*DOCUMENT SECTION*
Exceptional Monovalent Anion Selectivity in One-Dimensional Rectifying Metal–Organic Framework Subnanochannels

Selective anion transport is crucial for water treatment, energy harvesting, and biosensing. Inspired by biological anion channels known for their exceptional selectivity, permeability, and rectification properties, replicating these functions in artificial channels is highly desirable to enhance sensitivity in ion detection and reduce energy consumption in separation processes; however, accomplishing this remains a significant challenge. In this study, we present monovalent anion-selective channels fabricated from aluminum-based metal-organic frameworks (MOFs), MIL-53-X (X = NH2 and N+(CH3)3), embedded in polymer substrates. These MOFs feature one-dimensional sub-1-nanometer pores and highly positive surface charges. The asymmetric configurations of the synthesized MOF channels promote unidirectional transport of the monovalent anions (Cl- and NO3-), closely mimicking the function of biological anion channels. The resulting channels exhibit excellent Cl-/SO42- selectivity ranging from ∼13 to ∼80 and NO3-/SO42- selectivity from ∼7 to ∼46, along with ion rectification ratios of up to ∼110 for Cl- and ∼93 for NO3-. These results demonstrate the artificial anion channels' high monovalent anion selectivity and unidirectional transport capabilities, offering a promising approach for selective ion electrodes and energy-efficient separation technologies.

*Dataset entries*
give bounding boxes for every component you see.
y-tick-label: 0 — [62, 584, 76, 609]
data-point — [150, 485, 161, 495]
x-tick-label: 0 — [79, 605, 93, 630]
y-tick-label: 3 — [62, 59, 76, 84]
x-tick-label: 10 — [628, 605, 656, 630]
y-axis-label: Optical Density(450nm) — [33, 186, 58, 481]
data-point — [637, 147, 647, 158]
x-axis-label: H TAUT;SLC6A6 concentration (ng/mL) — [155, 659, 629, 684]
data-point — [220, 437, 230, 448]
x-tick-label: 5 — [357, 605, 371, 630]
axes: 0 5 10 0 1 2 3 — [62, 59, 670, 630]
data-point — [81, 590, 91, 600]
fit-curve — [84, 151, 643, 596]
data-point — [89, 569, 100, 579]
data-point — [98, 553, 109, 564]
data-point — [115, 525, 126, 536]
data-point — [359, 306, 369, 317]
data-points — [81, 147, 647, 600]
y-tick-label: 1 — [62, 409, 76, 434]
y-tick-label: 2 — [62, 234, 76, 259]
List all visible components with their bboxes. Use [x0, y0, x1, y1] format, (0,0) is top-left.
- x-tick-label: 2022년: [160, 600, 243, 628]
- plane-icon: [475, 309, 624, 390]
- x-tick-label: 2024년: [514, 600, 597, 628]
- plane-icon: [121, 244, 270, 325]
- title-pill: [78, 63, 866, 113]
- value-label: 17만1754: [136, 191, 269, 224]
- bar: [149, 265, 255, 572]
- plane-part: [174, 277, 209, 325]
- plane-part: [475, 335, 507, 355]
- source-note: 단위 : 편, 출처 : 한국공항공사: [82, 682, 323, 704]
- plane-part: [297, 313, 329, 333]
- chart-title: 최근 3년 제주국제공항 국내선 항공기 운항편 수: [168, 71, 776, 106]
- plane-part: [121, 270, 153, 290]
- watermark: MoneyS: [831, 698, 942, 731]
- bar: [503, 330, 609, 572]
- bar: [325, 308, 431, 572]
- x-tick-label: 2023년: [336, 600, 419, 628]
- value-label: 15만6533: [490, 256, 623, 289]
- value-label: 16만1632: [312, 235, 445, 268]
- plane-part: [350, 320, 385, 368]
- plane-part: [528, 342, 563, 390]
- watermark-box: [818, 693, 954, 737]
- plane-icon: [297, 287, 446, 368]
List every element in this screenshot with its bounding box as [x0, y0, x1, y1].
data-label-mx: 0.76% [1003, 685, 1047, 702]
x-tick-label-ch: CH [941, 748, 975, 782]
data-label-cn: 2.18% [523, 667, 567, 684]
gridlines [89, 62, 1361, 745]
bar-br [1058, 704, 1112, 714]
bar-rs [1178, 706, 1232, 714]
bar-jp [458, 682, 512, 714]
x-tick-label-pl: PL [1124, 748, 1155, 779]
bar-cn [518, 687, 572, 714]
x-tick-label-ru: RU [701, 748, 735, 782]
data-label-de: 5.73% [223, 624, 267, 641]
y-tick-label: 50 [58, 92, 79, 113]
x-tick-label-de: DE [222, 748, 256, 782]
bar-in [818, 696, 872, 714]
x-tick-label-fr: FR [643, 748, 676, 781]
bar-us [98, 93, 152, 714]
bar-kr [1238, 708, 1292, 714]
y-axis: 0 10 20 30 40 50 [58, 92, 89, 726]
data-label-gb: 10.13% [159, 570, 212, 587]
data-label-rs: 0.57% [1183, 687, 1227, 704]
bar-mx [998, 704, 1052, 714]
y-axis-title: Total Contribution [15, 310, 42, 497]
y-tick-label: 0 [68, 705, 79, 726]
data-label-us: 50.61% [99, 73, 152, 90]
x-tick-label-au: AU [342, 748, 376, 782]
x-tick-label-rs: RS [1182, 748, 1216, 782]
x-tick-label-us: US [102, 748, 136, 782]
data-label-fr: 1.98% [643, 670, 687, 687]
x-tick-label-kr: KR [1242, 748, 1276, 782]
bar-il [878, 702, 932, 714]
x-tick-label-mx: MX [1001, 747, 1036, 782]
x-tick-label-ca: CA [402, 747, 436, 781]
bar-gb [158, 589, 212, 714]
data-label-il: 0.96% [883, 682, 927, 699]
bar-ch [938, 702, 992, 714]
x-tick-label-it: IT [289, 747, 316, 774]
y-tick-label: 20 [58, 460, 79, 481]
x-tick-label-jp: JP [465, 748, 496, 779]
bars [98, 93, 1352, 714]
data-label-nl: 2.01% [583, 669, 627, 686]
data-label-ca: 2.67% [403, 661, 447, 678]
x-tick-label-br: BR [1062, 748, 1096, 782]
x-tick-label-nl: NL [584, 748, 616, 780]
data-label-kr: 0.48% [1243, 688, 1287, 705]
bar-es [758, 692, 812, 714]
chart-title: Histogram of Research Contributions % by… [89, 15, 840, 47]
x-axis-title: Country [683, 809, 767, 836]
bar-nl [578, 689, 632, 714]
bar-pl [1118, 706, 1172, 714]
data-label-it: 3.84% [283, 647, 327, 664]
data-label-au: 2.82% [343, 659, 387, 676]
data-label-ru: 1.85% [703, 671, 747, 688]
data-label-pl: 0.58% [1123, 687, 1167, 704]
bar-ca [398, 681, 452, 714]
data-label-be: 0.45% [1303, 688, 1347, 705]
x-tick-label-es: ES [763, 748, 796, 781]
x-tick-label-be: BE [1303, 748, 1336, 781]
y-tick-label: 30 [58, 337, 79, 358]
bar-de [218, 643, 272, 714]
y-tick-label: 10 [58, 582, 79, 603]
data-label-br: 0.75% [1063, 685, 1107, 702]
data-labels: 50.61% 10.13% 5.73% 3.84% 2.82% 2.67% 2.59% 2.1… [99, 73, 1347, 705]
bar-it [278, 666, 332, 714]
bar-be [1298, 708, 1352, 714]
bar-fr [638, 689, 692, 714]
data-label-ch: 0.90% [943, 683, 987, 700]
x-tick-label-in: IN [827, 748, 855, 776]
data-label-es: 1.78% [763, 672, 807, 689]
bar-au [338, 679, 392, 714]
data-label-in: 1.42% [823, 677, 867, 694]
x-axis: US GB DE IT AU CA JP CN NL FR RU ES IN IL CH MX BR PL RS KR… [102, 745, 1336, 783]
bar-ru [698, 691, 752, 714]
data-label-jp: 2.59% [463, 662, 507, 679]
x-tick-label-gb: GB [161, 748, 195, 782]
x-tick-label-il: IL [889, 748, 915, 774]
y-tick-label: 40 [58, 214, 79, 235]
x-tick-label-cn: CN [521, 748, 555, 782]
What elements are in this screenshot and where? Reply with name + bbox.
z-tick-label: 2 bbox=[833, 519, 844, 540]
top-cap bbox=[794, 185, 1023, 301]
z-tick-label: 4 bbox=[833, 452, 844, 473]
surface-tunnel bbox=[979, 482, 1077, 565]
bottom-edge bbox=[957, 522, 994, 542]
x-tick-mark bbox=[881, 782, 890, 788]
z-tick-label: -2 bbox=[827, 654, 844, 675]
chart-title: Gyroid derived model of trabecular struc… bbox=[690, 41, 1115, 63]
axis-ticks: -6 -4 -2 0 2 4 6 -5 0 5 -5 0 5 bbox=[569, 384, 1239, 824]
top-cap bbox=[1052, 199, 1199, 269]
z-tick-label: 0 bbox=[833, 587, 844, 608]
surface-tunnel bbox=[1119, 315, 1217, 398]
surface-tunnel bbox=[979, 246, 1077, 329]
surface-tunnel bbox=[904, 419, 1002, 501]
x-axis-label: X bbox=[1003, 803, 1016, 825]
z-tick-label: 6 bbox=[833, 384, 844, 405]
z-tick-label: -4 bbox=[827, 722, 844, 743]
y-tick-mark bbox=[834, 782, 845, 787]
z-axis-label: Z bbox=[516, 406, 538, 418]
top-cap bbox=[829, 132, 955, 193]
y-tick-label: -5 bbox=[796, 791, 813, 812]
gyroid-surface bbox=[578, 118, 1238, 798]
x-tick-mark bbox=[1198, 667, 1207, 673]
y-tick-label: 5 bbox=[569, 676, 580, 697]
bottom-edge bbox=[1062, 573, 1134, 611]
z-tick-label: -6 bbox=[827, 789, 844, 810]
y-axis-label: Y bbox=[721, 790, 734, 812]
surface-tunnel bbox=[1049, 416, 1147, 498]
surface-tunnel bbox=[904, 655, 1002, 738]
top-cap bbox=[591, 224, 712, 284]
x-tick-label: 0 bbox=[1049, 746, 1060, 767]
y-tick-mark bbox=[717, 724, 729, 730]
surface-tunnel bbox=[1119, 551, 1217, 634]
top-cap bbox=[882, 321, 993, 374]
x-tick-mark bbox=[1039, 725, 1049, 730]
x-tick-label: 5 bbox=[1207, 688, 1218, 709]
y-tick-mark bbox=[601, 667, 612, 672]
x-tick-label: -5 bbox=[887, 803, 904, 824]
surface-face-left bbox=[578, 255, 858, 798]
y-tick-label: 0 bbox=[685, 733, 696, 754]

*TASK BRIEF*
In the text on MOF subnanochannels, what range of Cl-/SO42- selectivity do the channels show?

*TASK RESPONSE*
From ∼13 to ∼80.